**WORK REQUIRED:**
From the entries below, extract every line that includes the word "denne".

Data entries
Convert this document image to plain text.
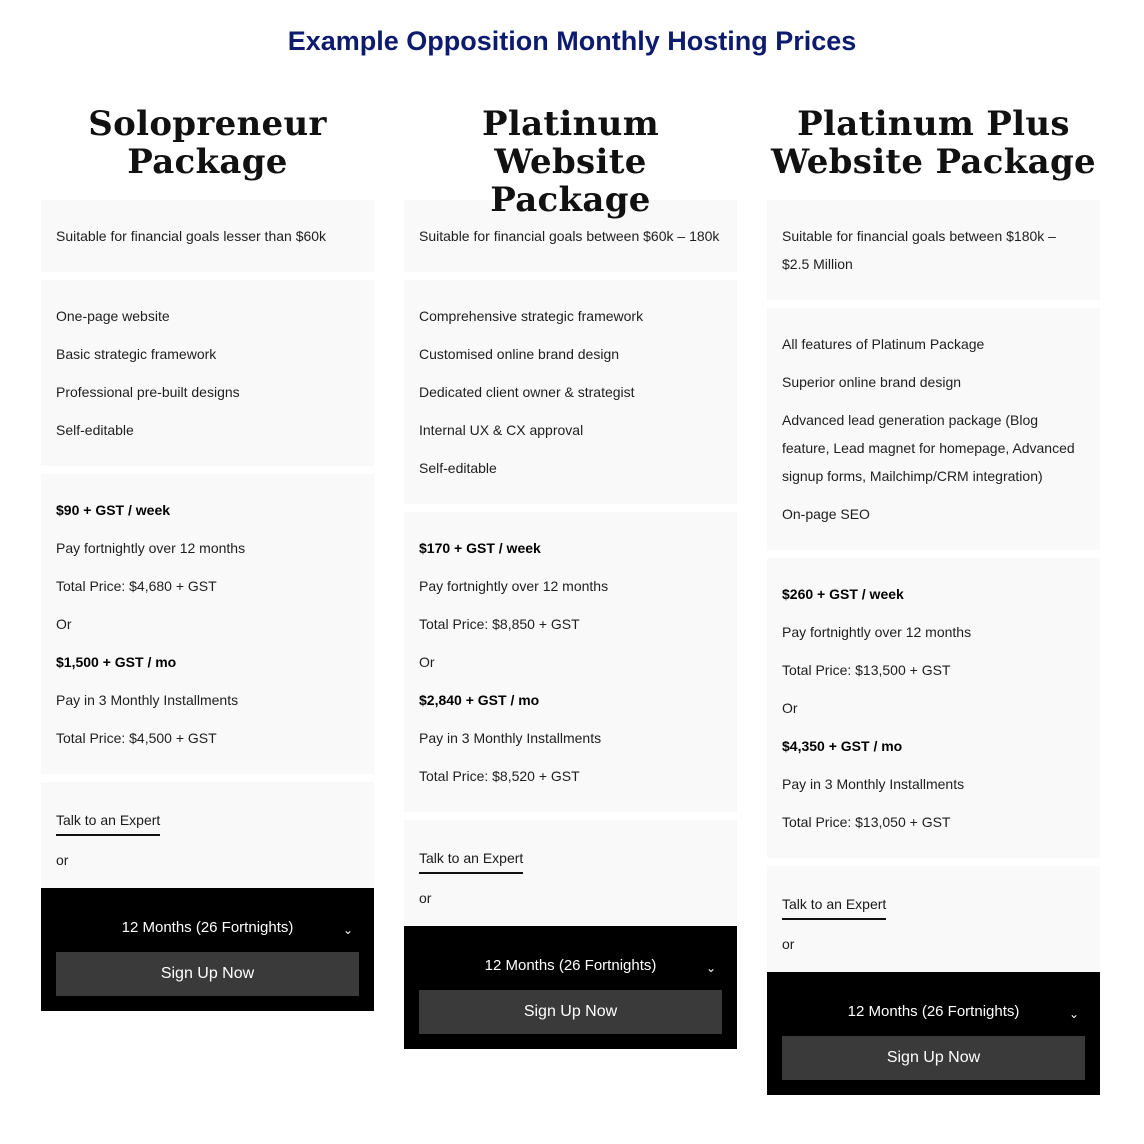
Example Opposition Monthly Hosting Prices
Solopreneur
Package
Suitable for financial goals lesser than $60k
One-page website
Basic strategic framework
Professional pre-built designs
Self-editable
$90 + GST / week
Pay fortnightly over 12 months
Total Price: $4,680 + GST
Or
$1,500 + GST / mo
Pay in 3 Monthly Installments
Total Price: $4,500 + GST
Talk to an Expert
or
12 Months (26 Fortnights)	⌄
Sign Up Now
Platinum Website
Package
Suitable for financial goals between $60k – 180k
Comprehensive strategic framework
Customised online brand design
Dedicated client owner & strategist
Internal UX & CX approval
Self-editable
$170 + GST / week
Pay fortnightly over 12 months
Total Price: $8,850 + GST
Or
$2,840 + GST / mo
Pay in 3 Monthly Installments
Total Price: $8,520 + GST
Talk to an Expert
or
12 Months (26 Fortnights)	⌄
Sign Up Now
Platinum Plus
Website Package
Suitable for financial goals between $180k – $2.5 Million
All features of Platinum Package
Superior online brand design
Advanced lead generation package (Blog feature, Lead magnet for homepage, Advanced signup forms, Mailchimp/CRM integration)
On-page SEO
$260 + GST / week
Pay fortnightly over 12 months
Total Price: $13,500 + GST
Or
$4,350 + GST / mo
Pay in 3 Monthly Installments
Total Price: $13,050 + GST
Talk to an Expert
or
12 Months (26 Fortnights)	⌄
Sign Up Now
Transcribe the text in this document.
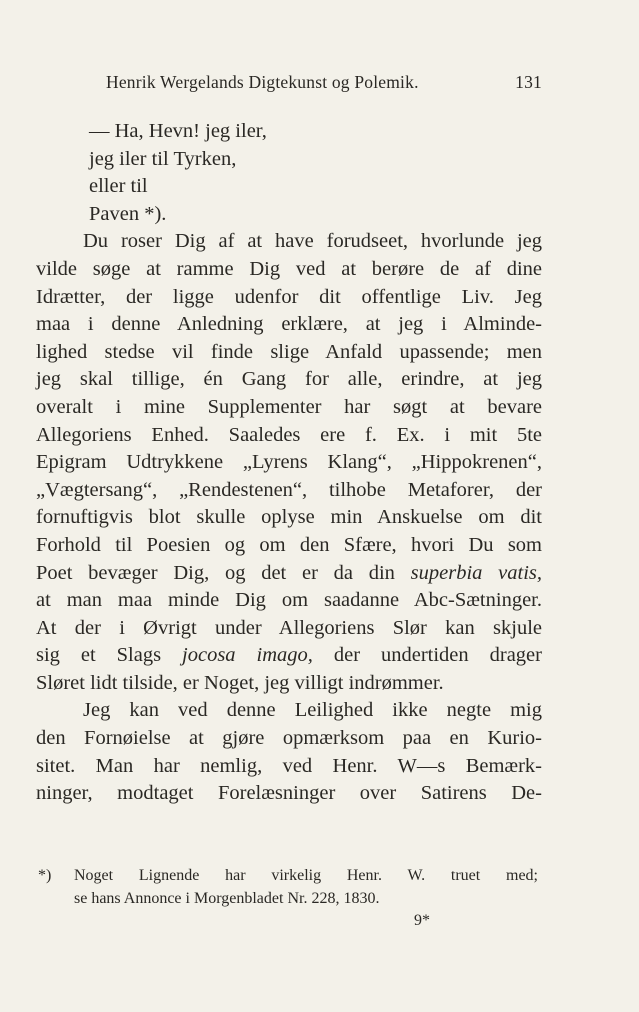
Henrik Wergelands Digtekunst og Polemik.	131
— Ha, Hevn! jeg iler,
jeg iler til Tyrken,
eller til
Paven *).
Du roser Dig af at have forudseet, hvorlunde jeg
vilde søge at ramme Dig ved at berøre de af dine
Idrætter, der ligge udenfor dit offentlige Liv. Jeg
maa i denne Anledning erklære, at jeg i Alminde-
lighed stedse vil finde slige Anfald upassende; men
jeg skal tillige, én Gang for alle, erindre, at jeg
overalt i mine Supplementer har søgt at bevare
Allegoriens Enhed. Saaledes ere f. Ex. i mit 5te
Epigram Udtrykkene „Lyrens Klang“, „Hippokrenen“,
„Vægtersang“, „Rendestenen“, tilhobe Metaforer, der
fornuftigvis blot skulle oplyse min Anskuelse om dit
Forhold til Poesien og om den Sfære, hvori Du som
Poet bevæger Dig, og det er da din superbia vatis,
at man maa minde Dig om saadanne Abc-Sætninger.
At der i Øvrigt under Allegoriens Slør kan skjule
sig et Slags jocosa imago, der undertiden drager
Sløret lidt tilside, er Noget, jeg villigt indrømmer.
Jeg kan ved denne Leilighed ikke negte mig
den Fornøielse at gjøre opmærksom paa en Kurio-
sitet. Man har nemlig, ved Henr. W—s Bemærk-
ninger, modtaget Forelæsninger over Satirens De-
*) Noget Lignende har virkelig Henr. W. truet med;
se hans Annonce i Morgenbladet Nr. 228, 1830.
9*
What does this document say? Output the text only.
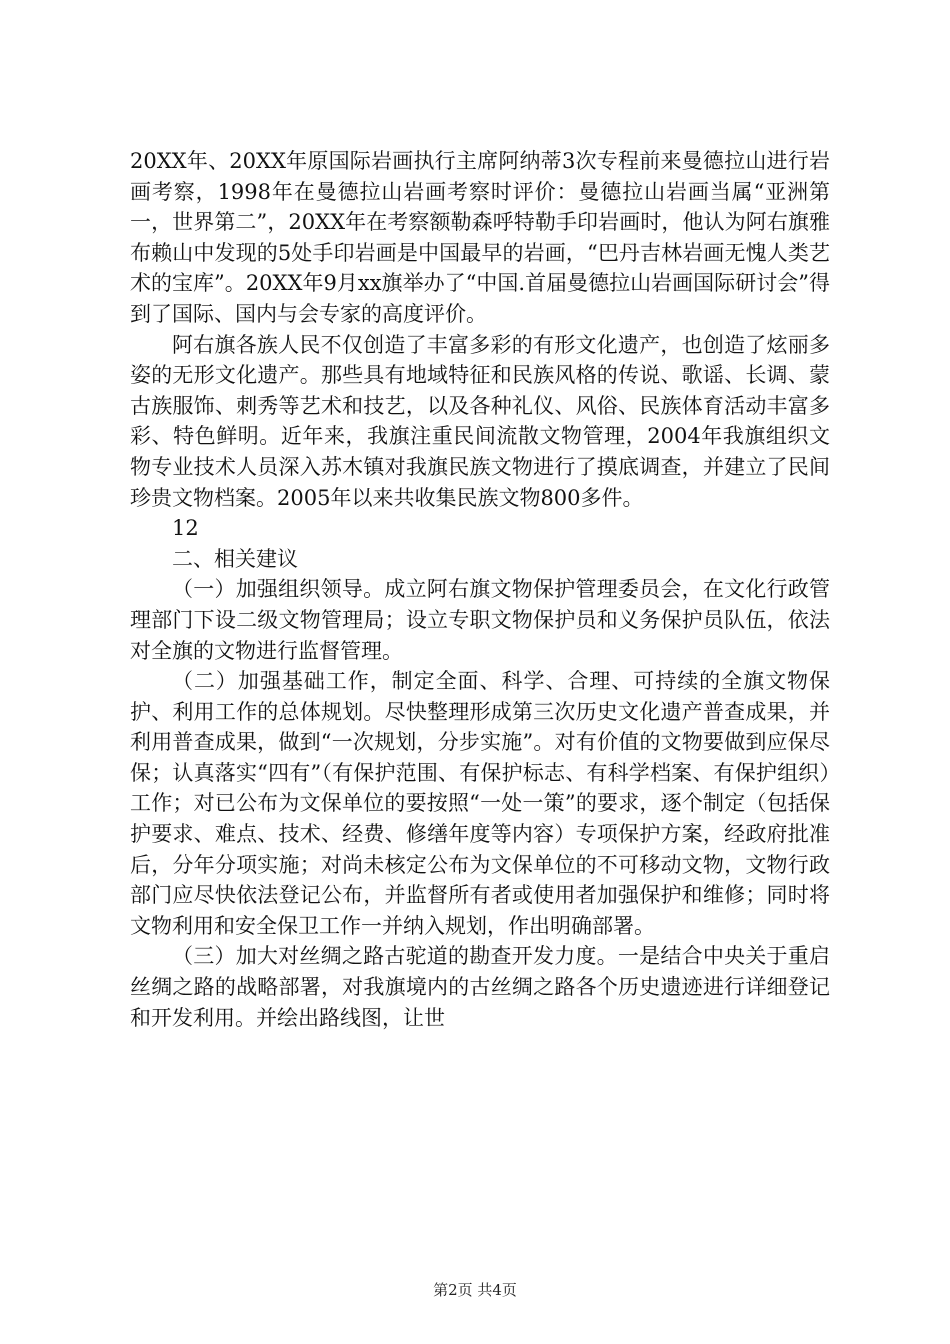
20XX年、20XX年原国际岩画执行主席阿纳蒂3次专程前来曼德拉山进行岩画考察，1998年在曼德拉山岩画考察时评价：曼德拉山岩画当属“亚洲第一，世界第二”，20XX年在考察额勒森呼特勒手印岩画时，他认为阿右旗雅布赖山中发现的5处手印岩画是中国最早的岩画，“巴丹吉林岩画无愧人类艺术的宝库”。20XX年9月xx旗举办了“中国.首届曼德拉山岩画国际研讨会”得到了国际、国内与会专家的高度评价。

阿右旗各族人民不仅创造了丰富多彩的有形文化遗产，也创造了炫丽多姿的无形文化遗产。那些具有地域特征和民族风格的传说、歌谣、长调、蒙古族服饰、刺秀等艺术和技艺，以及各种礼仪、风俗、民族体育活动丰富多彩、特色鲜明。近年来，我旗注重民间流散文物管理，2004年我旗组织文物专业技术人员深入苏木镇对我旗民族文物进行了摸底调查，并建立了民间珍贵文物档案。2005年以来共收集民族文物800多件。

12

二、相关建议

（一）加强组织领导。成立阿右旗文物保护管理委员会，在文化行政管理部门下设二级文物管理局；设立专职文物保护员和义务保护员队伍，依法对全旗的文物进行监督管理。

（二）加强基础工作，制定全面、科学、合理、可持续的全旗文物保护、利用工作的总体规划。尽快整理形成第三次历史文化遗产普查成果，并利用普查成果，做到“一次规划，分步实施”。对有价值的文物要做到应保尽保；认真落实“四有”（有保护范围、有保护标志、有科学档案、有保护组织）工作；对已公布为文保单位的要按照“一处一策”的要求，逐个制定（包括保护要求、难点、技术、经费、修缮年度等内容）专项保护方案，经政府批准后，分年分项实施；对尚未核定公布为文保单位的不可移动文物，文物行政部门应尽快依法登记公布，并监督所有者或使用者加强保护和维修；同时将文物利用和安全保卫工作一并纳入规划，作出明确部署。

（三）加大对丝绸之路古驼道的勘查开发力度。一是结合中央关于重启丝绸之路的战略部署，对我旗境内的古丝绸之路各个历史遗迹进行详细登记和开发利用。并绘出路线图，让世

第2页 共4页
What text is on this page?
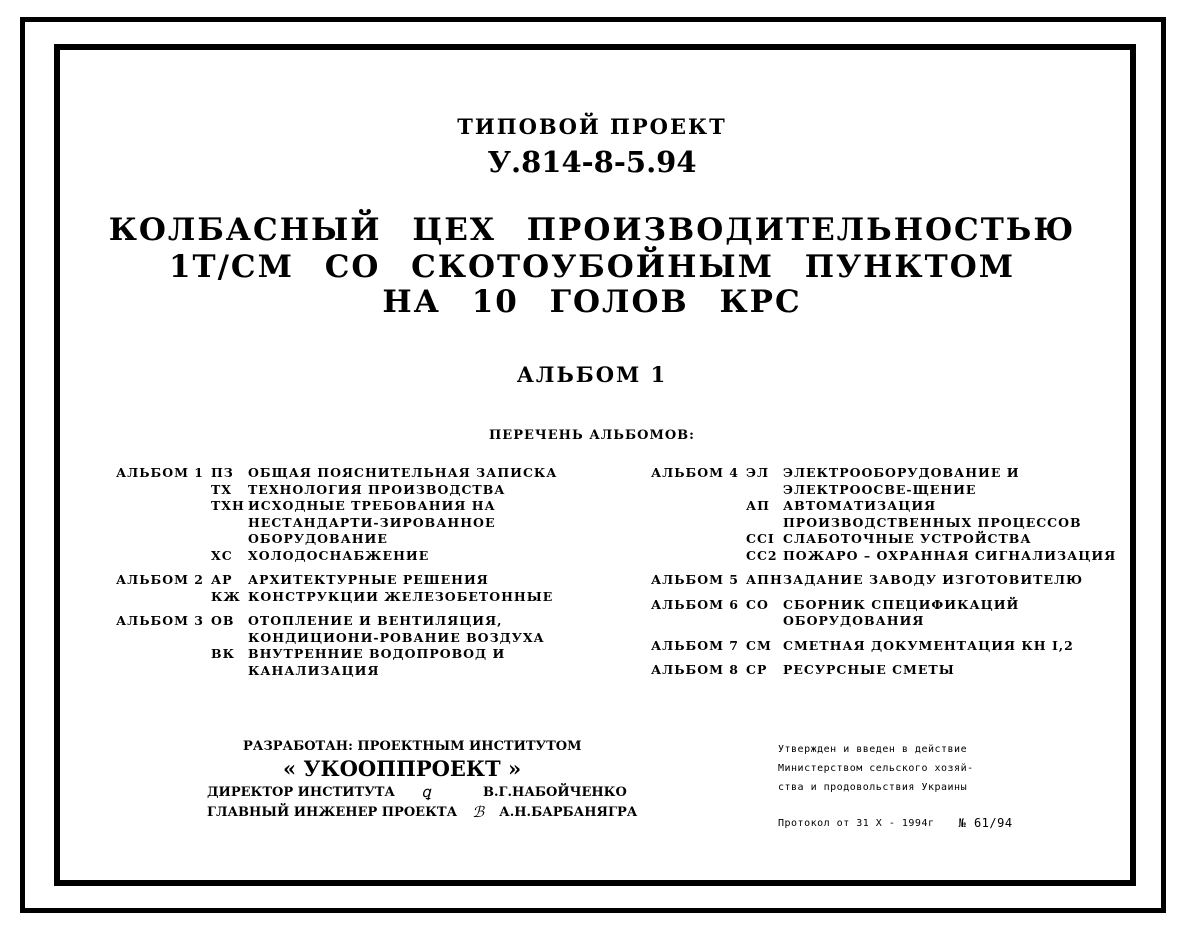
ТИПОВОЙ ПРОЕКТ
У.814-8-5.94
КОЛБАСНЫЙ ЦЕХ ПРОИЗВОДИТЕЛЬНОСТЬЮ
1Т/СМ СО СКОТОУБОЙНЫМ ПУНКТОМ
НА 10 ГОЛОВ КРС
АЛЬБОМ 1
ПЕРЕЧЕНЬ АЛЬБОМОВ:
АЛЬБОМ 1 ПЗ	ОБЩАЯ ПОЯСНИТЕЛЬНАЯ ЗАПИСКА
ТХ	ТЕХНОЛОГИЯ ПРОИЗВОДСТВА
ТХН ИСХОДНЫЕ ТРЕБОВАНИЯ НА НЕСТАНДАРТИ-ЗИРОВАННОЕ ОБОРУДОВАНИЕ
ХС	ХОЛОДОСНАБЖЕНИЕ
АЛЬБОМ 2 АР	АРХИТЕКТУРНЫЕ РЕШЕНИЯ
КЖ КОНСТРУКЦИИ ЖЕЛЕЗОБЕТОННЫЕ
АЛЬБОМ 3 ОВ	ОТОПЛЕНИЕ И ВЕНТИЛЯЦИЯ, КОНДИЦИОНИ-РОВАНИЕ ВОЗДУХА
ВК	ВНУТРЕННИЕ ВОДОПРОВОД И КАНАЛИЗАЦИЯ
АЛЬБОМ 4 ЭЛ	ЭЛЕКТРООБОРУДОВАНИЕ И ЭЛЕКТРООСВЕ-ЩЕНИЕ
АП	АВТОМАТИЗАЦИЯ ПРОИЗВОДСТВЕННЫХ ПРОЦЕССОВ
ССI СЛАБОТОЧНЫЕ УСТРОЙСТВА
СС2 ПОЖАРО – ОХРАННАЯ СИГНАЛИЗАЦИЯ
АЛЬБОМ 5 АПН ЗАДАНИЕ ЗАВОДУ ИЗГОТОВИТЕЛЮ
АЛЬБОМ 6 СО	СБОРНИК СПЕЦИФИКАЦИЙ ОБОРУДОВАНИЯ
АЛЬБОМ 7 СМ СМЕТНАЯ ДОКУМЕНТАЦИЯ КН I,2
АЛЬБОМ 8 СР	РЕСУРСНЫЕ СМЕТЫ
РАЗРАБОТАН: ПРОЕКТНЫМ ИНСТИТУТОМ
« УКООППРОЕКТ »
ДИРЕКТОР ИНСТИТУТА	ꝗ	В.Г.НАБОЙЧЕНКО
ГЛАВНЫЙ ИНЖЕНЕР ПРОЕКТА	ℬ	А.Н.БАРБАНЯГРА
Утвержден и введен в действие
Министерством сельского хозяй-
ства и продовольствия Украины
Протокол от 31 X - 1994г № 61/94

**TASK OUTPUT:**
maa i denne Anledning erklære, at jeg i Alminde-
Jeg kan ved denne Leilighed ikke negte mig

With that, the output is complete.